• [Tarea requerida]:
Por favor, reescribe el fragmento del texto sobre la elección del Papa que empieza en "Era éste el" y termina en "por el mundo.", sustituyendo "monjitas" por "religiosas".

• [Fragmento del texto]:
Con este escrito
no pretendo ofender a nadie. Respeto las creencias de todo el mundo, pero yo
quiero opinar.
Ayer por la
tarde estaba en el sofá, leyendo, y
escuchaba a Toni Clapés en la radio. En los informativos decían que hacia las 7
de la tarde se produciría una nueva fumata
en el Vaticano, que sería blanca o negra, aunque nadie apostaba por que fuera
blanca. Llovía sobre Roma, y todos los falsos expertos vaticinaban que no se
elegiría nuevo Papa hasta hoy. Pero pasaban unos minutos de las 7 y no había indicios
de fumata alguna, lo cual era una
anomalía que disparó las alarmas. “Algo pasa”, decían todos. Encendí la tele. Y
al cabo de nada, apareció la imagen de la cutre chimenea (urgente: se precisa
diseñador para una nueva chimenea vaticana, interesados dirigirse a las
autoridades pertinentes…) vomitando una fumata
nívea que no dejaba lugar a dudas: ¡Ya teníamos Papa!
Era éste el
culmen de casi cinco semanas de incertidumbre sobre el futuro de la iglesia católica,
que se inició el día en que Benedicto XVI pensó que ya estaba bien, que estaba hasta la punta
de la mitra papal de intrigas y mandangas, y que era hora de disfrutar de una
merecida jubilación protegida por ángeles y arcángeles, y monjitas que le hacen
la cama y le cocinan y le preparan las mullidas tumbonas que, desde el porche
de la residencia de Castelgandolfo, le permiten cada tarde observar el
magnífico paisaje y meditar sobre el futuro del inmenso rebaño de ovejas descarriadas
que hay por el mundo.
Han sido
casi cinco de semanas de bombardeo informativo sistemático sobre el viejo Papa
y sus motivos para renunciar, las intrigas de la curia romana y las apuestas
acerca del futuro representante de Dios en la tierra. Miles de hojas en los
periódicos, miles de horas en las radios y en las teles, millones de euros, de
dólares, de yenes gastados ad infinitum
en un tema que, a mi entender, no es tan crucial como nos quieren dar a
entender. En el metro, en el mercado, en las reuniones de amigos, nadie hablaba
del Papa ni de lo angustiados que estábamos por no tener pastor. La gente está
angustiada por la crisis, por el paro, por los desahucios, por la pérdida de
derechos conseguidos con el sudor y las lágrimas de muchos, por el atraco a
mano armada que han cometido muchos de nuestros representantes políticos y los
tiburones financieros, pero no por esta cuestión espiritual. ¿A qué viene,
pues, este derroche de tiempo, esfuerzo y dinero en hacernos llegar, día tras día,
en portadas y encabezamientos de informaciones periodísticas, seguidas de
páginas y páginas de análisis, y horas y horas de entrevistas y debates, para
escrutar lo que hacían un puñado de octogenarios ridículamente vestidos de
monaguillos inocentes? ¿Es que nos van a salvar de nuestras penurias? ¿Nos van a
devolver nuestro trabajo, nuestra casa, nuestra pensión, nuestra cobertura
sanitaria? No. Y además, cuando les escuchas, sólo hablan de temas como el
espíritu santo y la virgen María, la inmaculada concepción y cosas así, con las
cuales no he tenido que convivir jamás ni forman parte de mi día a día.

• [Extracto del material]:

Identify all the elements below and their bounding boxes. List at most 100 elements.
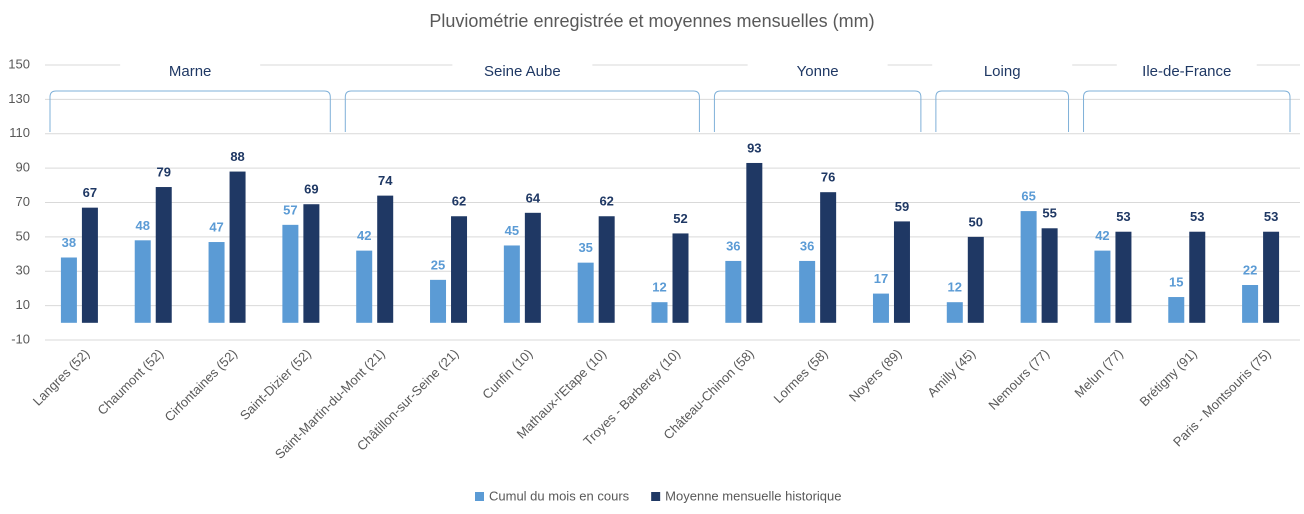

• [Respuesta escrita]:
Era éste el
culmen de casi cinco semanas de incertidumbre sobre el futuro de la iglesia católica,
que se inició el día en que Benedicto XVI pensó que ya estaba bien, que estaba hasta la punta
de la mitra papal de intrigas y mandangas, y que era hora de disfrutar de una
merecida jubilación protegida por ángeles y arcángeles, y religiosas que le hacen
la cama y le cocinan y le preparan las mullidas tumbonas que, desde el porche
de la residencia de Castelgandolfo, le permiten cada tarde observar el
magnífico paisaje y meditar sobre el futuro del inmenso rebaño de ovejas descarriadas
que hay por el mundo.